**Exercise data**:
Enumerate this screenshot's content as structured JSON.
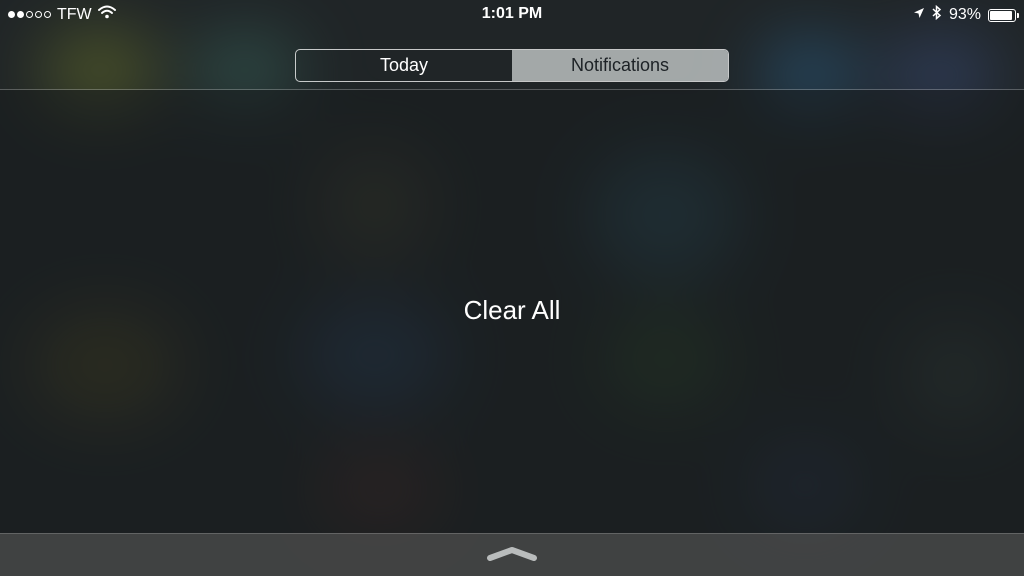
{
  "status_bar": {
    "carrier": "TFW",
    "time": "1:01 PM",
    "battery_percent": "93%",
    "battery_level": 0.93,
    "signal_bars_filled": 2,
    "signal_bars_total": 5,
    "icons": [
      "signal-dots-icon",
      "wifi-icon",
      "location-arrow-icon",
      "bluetooth-icon",
      "battery-icon"
    ]
  },
  "segmented_control": {
    "tabs": [
      {
        "label": "Today",
        "selected": false
      },
      {
        "label": "Notifications",
        "selected": true
      }
    ]
  },
  "main": {
    "clear_all_label": "Clear All"
  },
  "bottom": {
    "grabber_icon": "chevron-up-icon"
  },
  "colors": {
    "selected_segment": "#c8cdcd",
    "text": "#ffffff"
  }
}
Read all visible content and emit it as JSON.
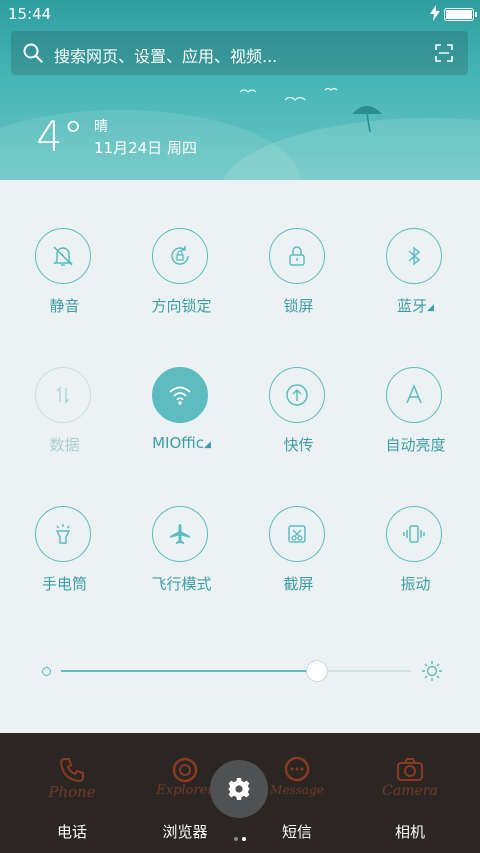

**Your objective**: Without the images, write out each line of the data verbatim.

**In response**:
Enumerate this screenshot's content as structured JSON.
{
  "status_bar": {
    "carrier": "TFW",
    "time": "1:01 PM",
    "battery_percent": "93%",
    "battery_level": 0.93,
    "signal_bars_filled": 2,
    "signal_bars_total": 5,
    "icons": [
      "signal-dots-icon",
      "wifi-icon",
      "location-arrow-icon",
      "bluetooth-icon",
      "battery-icon"
    ]
  },
  "segmented_control": {
    "tabs": [
      {
        "label": "Today",
        "selected": false
      },
      {
        "label": "Notifications",
        "selected": true
      }
    ]
  },
  "main": {
    "clear_all_label": "Clear All"
  },
  "bottom": {
    "grabber_icon": "chevron-up-icon"
  },
  "colors": {
    "selected_segment": "#c8cdcd",
    "text": "#ffffff"
  }
}
Read all visible content and emit it as JSON.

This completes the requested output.